*Short exercise*. Transcribe each line exactly.

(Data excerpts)
## Begin
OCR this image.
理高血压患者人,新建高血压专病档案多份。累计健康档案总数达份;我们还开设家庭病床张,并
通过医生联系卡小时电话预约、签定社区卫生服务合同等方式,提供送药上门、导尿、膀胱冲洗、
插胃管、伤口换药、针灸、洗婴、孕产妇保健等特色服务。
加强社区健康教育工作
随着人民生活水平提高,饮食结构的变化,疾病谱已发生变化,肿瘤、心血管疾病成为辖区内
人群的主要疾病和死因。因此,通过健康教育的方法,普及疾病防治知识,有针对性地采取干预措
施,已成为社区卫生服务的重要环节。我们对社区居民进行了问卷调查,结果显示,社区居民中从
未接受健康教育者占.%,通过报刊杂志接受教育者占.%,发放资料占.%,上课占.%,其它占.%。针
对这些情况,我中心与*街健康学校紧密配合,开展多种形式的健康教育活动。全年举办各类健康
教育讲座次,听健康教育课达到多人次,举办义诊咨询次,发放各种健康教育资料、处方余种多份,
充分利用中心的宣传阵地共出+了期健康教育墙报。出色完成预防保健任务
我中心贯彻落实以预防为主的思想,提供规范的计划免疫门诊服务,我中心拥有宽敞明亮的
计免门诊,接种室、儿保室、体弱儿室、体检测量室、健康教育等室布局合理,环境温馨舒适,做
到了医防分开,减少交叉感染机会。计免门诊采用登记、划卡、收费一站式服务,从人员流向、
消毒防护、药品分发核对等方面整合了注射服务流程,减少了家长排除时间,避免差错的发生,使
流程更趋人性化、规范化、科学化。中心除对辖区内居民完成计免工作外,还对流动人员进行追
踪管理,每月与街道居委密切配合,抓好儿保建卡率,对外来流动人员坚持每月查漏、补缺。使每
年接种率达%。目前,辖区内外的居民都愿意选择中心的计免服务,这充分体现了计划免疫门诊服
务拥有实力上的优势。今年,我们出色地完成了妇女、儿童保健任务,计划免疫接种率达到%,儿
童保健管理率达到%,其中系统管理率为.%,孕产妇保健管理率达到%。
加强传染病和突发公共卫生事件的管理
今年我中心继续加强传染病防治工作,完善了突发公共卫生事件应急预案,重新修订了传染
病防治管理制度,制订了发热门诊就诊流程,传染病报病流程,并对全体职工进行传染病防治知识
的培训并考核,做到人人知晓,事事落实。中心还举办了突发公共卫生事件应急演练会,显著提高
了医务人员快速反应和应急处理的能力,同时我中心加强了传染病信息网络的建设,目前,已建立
## End
*Written answer*.
OCR this image.
理高血压患者人,新建高血压专病档案多份。累计健康档案总数达份;我们还开设家庭病床张,并
通过医生联系卡小时电话预约、签定社区卫生服务合同等方式,提供送药上门、导尿、膀胱冲洗、
插胃管、伤口换药、针灸、洗婴、孕产妇保健等特色服务。
加强社区健康教育工作
随着人民生活水平提高,饮食结构的变化,疾病谱已发生变化,肿瘤、心血管疾病成为辖区内
人群的主要疾病和死因。因此,通过健康教育的方法,普及疾病防治知识,有针对性地采取干预措
施,已成为社区卫生服务的重要环节。我们对社区居民进行了问卷调查,结果显示,社区居民中从
未接受健康教育者占.%,通过报刊杂志接受教育者占.%,发放资料占.%,上课占.%,其它占.%。针
对这些情况,我中心与*街健康学校紧密配合,开展多种形式的健康教育活动。全年举办各类健康
教育讲座次,听健康教育课达到多人次,举办义诊咨询次,发放各种健康教育资料、处方余种多份,
充分利用中心的宣传阵地共出+了期健康教育墙报。出色完成预防保健任务
我中心贯彻落实以预防为主的思想,提供规范的计划免疫门诊服务,我中心拥有宽敞明亮的
计免门诊,接种室、儿保室、体弱儿室、体检测量室、健康教育等室布局合理,环境温馨舒适,做
到了医防分开,减少交叉感染机会。计免门诊采用登记、划卡、收费一站式服务,从人员流向、
消毒防护、药品分发核对等方面整合了注射服务流程,减少了家长排除时间,避免差错的发生,使
流程更趋人性化、规范化、科学化。中心除对辖区内居民完成计免工作外,还对流动人员进行追
踪管理,每月与街道居委密切配合,抓好儿保建卡率,对外来流动人员坚持每月查漏、补缺。使每
年接种率达%。目前,辖区内外的居民都愿意选择中心的计免服务,这充分体现了计划免疫门诊服
务拥有实力上的优势。今年,我们出色地完成了妇女、儿童保健任务,计划免疫接种率达到%,儿
童保健管理率达到%,其中系统管理率为.%,孕产妇保健管理率达到%。
加强传染病和突发公共卫生事件的管理
今年我中心继续加强传染病防治工作,完善了突发公共卫生事件应急预案,重新修订了传染
病防治管理制度,制订了发热门诊就诊流程,传染病报病流程,并对全体职工进行传染病防治知识
的培训并考核,做到人人知晓,事事落实。中心还举办了突发公共卫生事件应急演练会,显著提高
了医务人员快速反应和应急处理的能力,同时我中心加强了传染病信息网络的建设,目前,已建立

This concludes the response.